# start of Records supplied
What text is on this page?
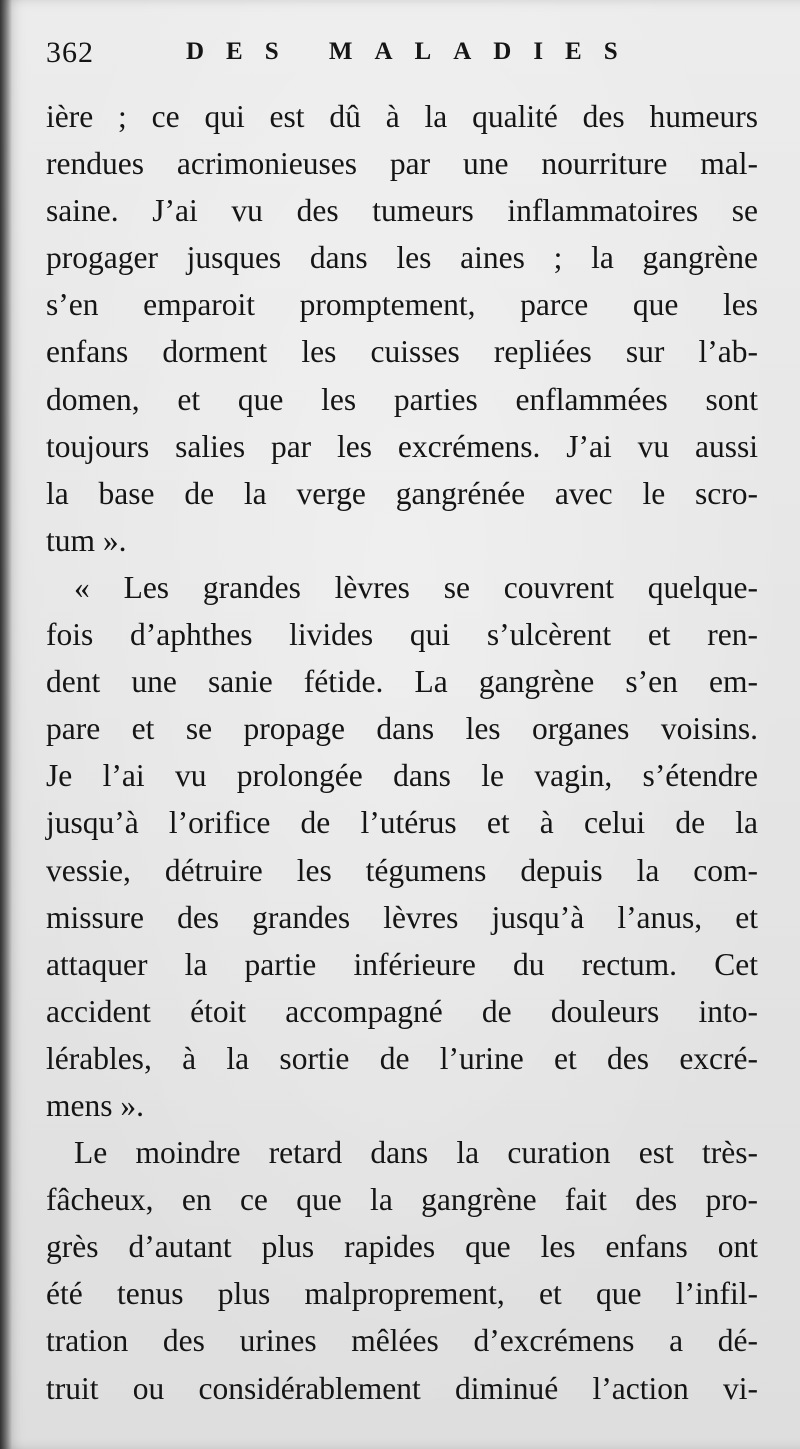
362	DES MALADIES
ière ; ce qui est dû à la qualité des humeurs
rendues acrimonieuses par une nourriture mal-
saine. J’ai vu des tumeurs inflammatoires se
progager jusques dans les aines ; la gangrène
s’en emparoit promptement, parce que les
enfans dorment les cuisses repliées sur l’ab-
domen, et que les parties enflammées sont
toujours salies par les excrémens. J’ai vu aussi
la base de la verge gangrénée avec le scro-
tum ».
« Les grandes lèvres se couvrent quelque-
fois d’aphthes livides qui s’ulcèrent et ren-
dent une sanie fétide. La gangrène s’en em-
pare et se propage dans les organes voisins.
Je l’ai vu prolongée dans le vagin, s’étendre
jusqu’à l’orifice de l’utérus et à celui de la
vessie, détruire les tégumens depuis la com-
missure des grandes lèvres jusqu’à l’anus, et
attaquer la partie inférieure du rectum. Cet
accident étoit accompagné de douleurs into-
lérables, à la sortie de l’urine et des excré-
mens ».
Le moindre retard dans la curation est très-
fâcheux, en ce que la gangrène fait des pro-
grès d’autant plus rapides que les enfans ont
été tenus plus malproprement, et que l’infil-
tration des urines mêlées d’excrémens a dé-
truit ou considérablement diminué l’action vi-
# end of Records supplied
▶ **Task**:
Pick out each line that holds the string "plus".

▶ **Final result**:
grès d’autant plus rapides que les enfans ont
été tenus plus malproprement, et que l’infil-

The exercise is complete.